• Input for this task
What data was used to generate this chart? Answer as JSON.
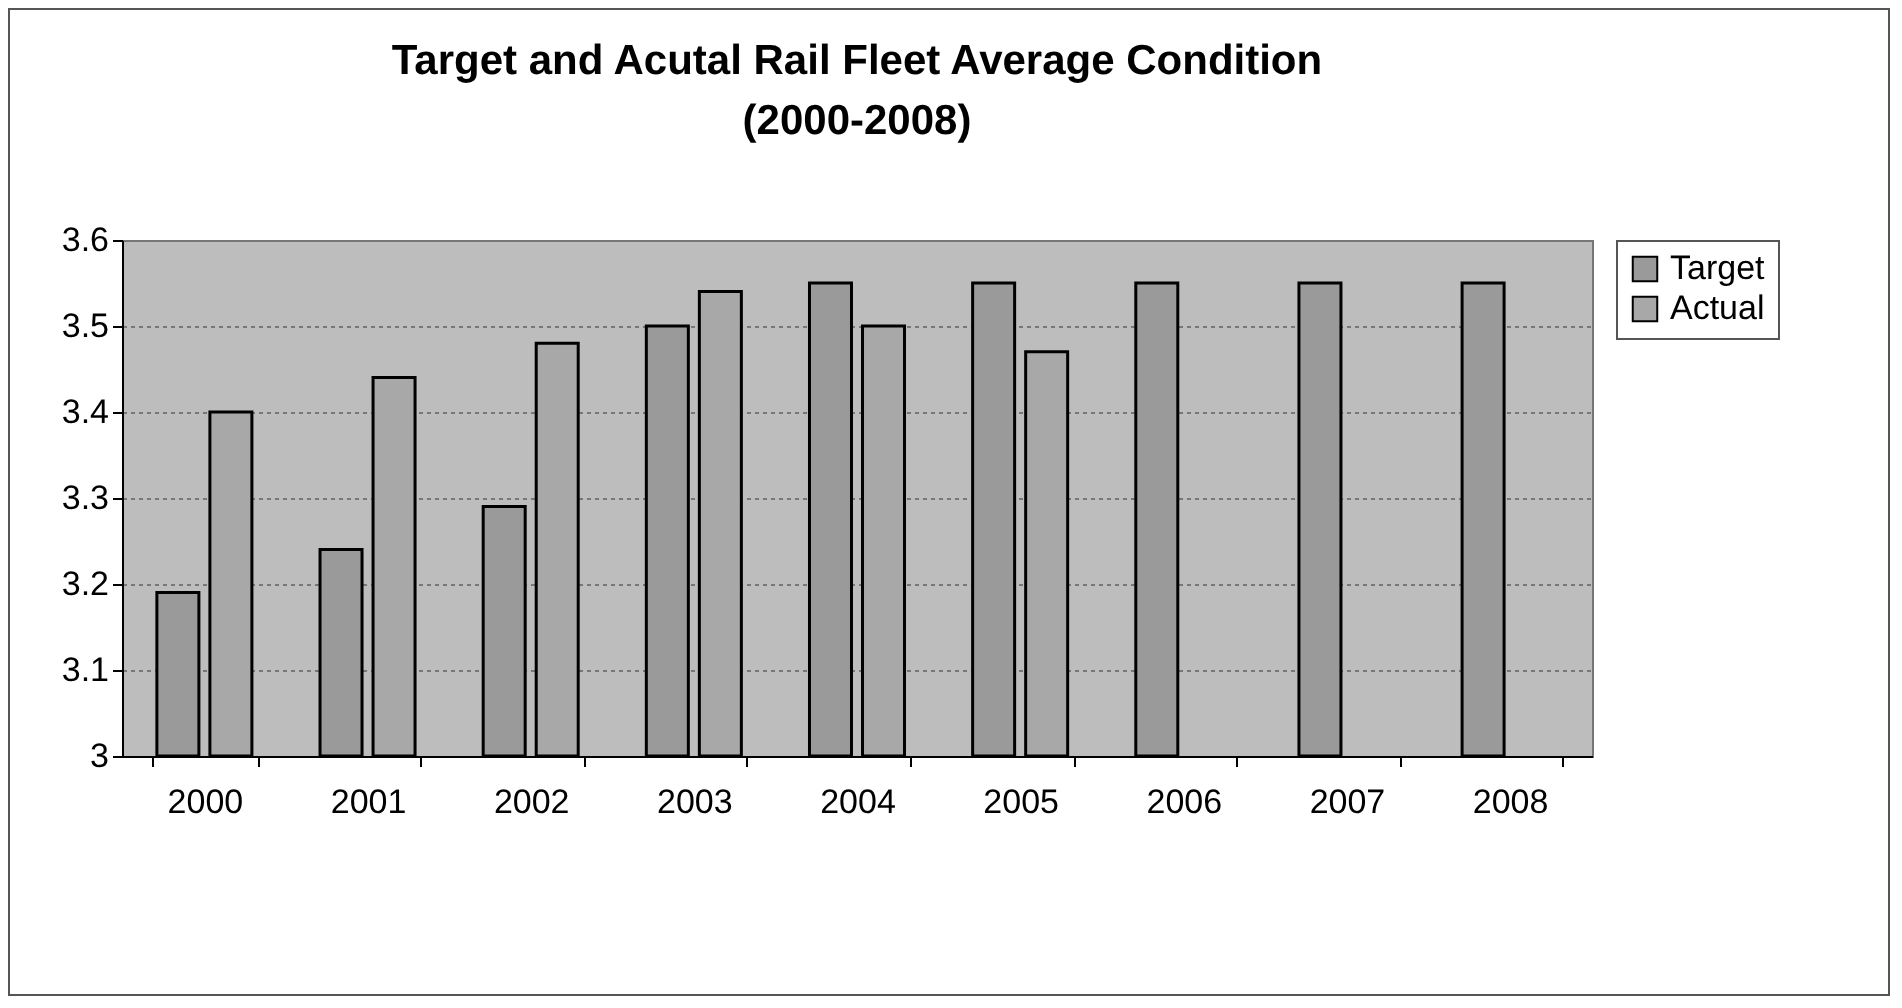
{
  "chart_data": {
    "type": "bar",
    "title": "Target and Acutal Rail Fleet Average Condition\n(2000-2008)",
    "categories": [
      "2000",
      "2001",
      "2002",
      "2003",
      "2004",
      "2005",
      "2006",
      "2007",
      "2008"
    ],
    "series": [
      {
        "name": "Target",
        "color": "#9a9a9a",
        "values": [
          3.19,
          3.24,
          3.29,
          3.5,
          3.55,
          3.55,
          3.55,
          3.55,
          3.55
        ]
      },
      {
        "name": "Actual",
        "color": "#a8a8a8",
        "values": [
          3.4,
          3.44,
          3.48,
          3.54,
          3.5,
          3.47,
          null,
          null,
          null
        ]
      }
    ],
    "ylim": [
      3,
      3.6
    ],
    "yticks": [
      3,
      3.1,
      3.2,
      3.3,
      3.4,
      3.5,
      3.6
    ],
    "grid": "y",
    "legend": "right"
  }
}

• Work required
Transcribe the records above exactly, omitting every picture they contain.

• Solution to this exercise
What data was used to generate this chart? Answer as JSON.
{
  "chart_data": {
    "type": "bar",
    "title": "Target and Acutal Rail Fleet Average Condition\n(2000-2008)",
    "categories": [
      "2000",
      "2001",
      "2002",
      "2003",
      "2004",
      "2005",
      "2006",
      "2007",
      "2008"
    ],
    "series": [
      {
        "name": "Target",
        "color": "#9a9a9a",
        "values": [
          3.19,
          3.24,
          3.29,
          3.5,
          3.55,
          3.55,
          3.55,
          3.55,
          3.55
        ]
      },
      {
        "name": "Actual",
        "color": "#a8a8a8",
        "values": [
          3.4,
          3.44,
          3.48,
          3.54,
          3.5,
          3.47,
          null,
          null,
          null
        ]
      }
    ],
    "ylim": [
      3,
      3.6
    ],
    "yticks": [
      3,
      3.1,
      3.2,
      3.3,
      3.4,
      3.5,
      3.6
    ],
    "grid": "y",
    "legend": "right"
  }
}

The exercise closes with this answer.